## [TO DO]
Extract all lines that hold "rates" from the records below.
*** SUPPLIED DATA
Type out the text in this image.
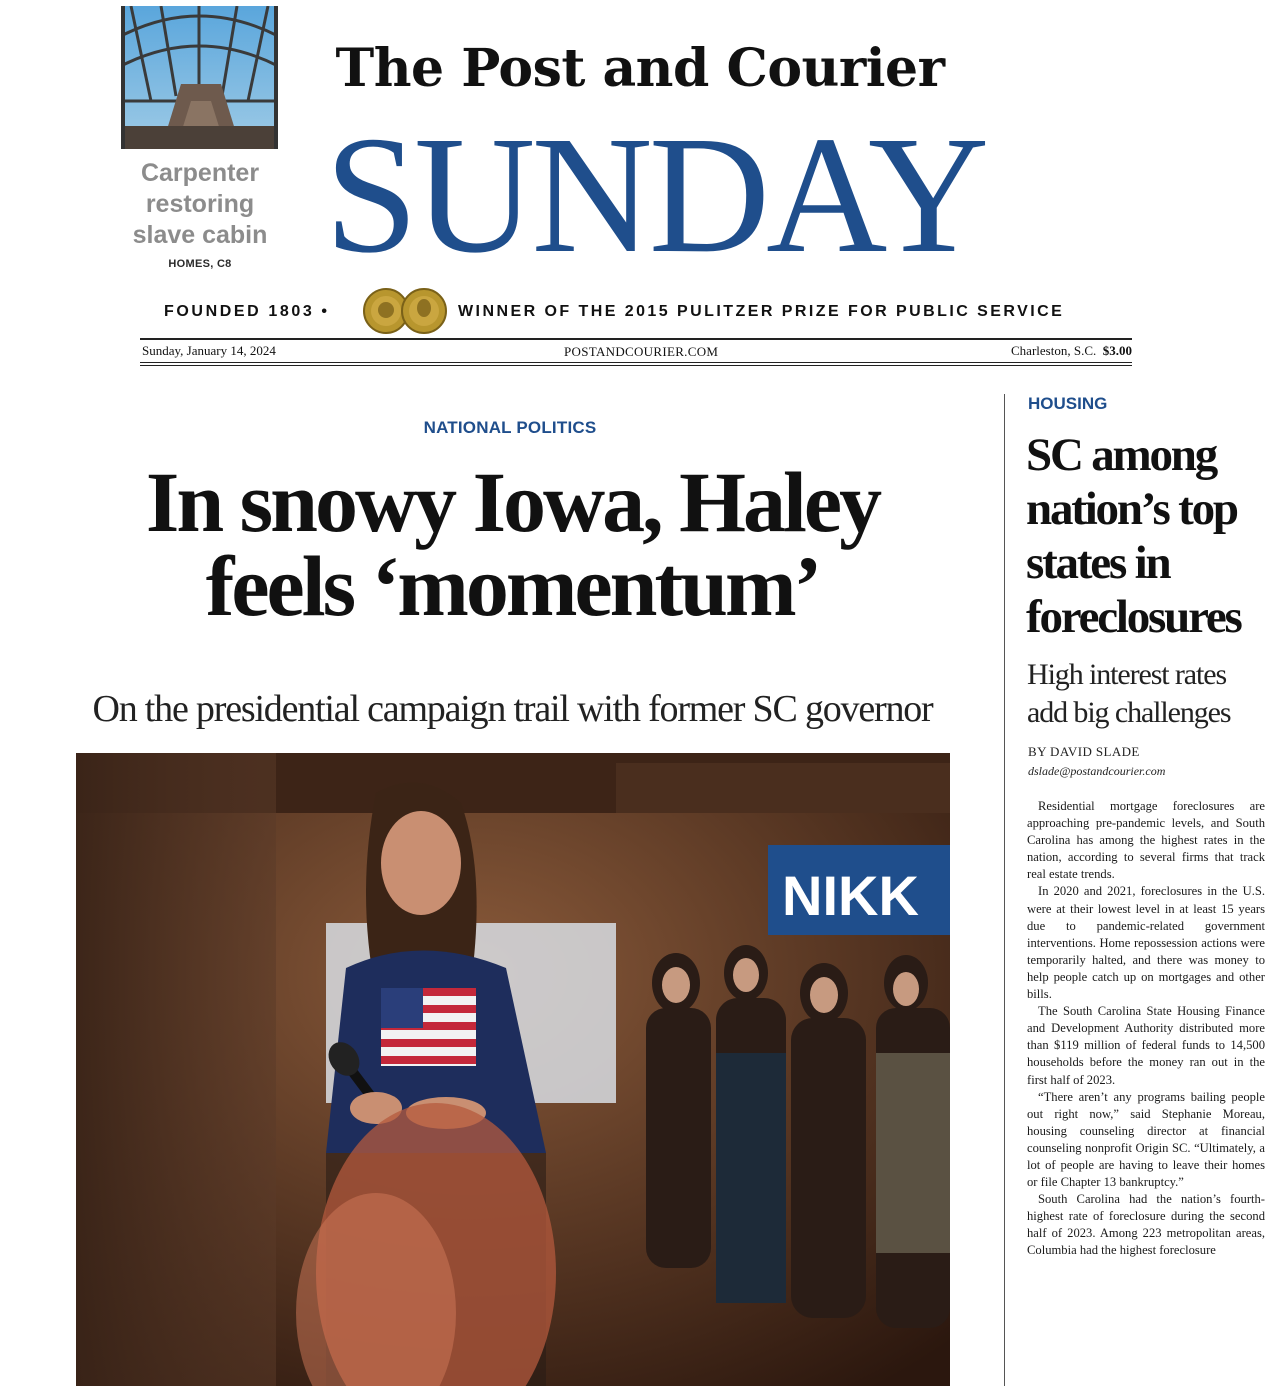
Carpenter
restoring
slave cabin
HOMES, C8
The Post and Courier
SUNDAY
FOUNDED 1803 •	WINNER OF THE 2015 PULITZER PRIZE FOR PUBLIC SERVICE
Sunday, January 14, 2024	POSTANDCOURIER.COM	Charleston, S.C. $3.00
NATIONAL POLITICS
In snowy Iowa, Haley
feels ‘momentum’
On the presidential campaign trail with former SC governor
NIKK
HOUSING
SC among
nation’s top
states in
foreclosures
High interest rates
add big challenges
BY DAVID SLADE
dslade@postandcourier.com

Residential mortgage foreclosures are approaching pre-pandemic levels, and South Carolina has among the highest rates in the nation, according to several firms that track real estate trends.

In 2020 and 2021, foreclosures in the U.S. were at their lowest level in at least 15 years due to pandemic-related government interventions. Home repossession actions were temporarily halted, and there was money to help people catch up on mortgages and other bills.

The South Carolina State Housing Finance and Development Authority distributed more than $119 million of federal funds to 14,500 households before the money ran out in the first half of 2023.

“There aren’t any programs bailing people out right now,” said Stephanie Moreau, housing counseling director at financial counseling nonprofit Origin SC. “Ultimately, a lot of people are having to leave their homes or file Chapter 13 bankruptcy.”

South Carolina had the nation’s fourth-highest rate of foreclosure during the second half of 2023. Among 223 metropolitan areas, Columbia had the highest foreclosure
******
## [ANSWER TO THE EXERCISE]
High interest rates
Residential mortgage foreclosures are approaching pre-pandemic levels, and South Carolina has among the highest rates in the nation, according to several firms that track real estate trends.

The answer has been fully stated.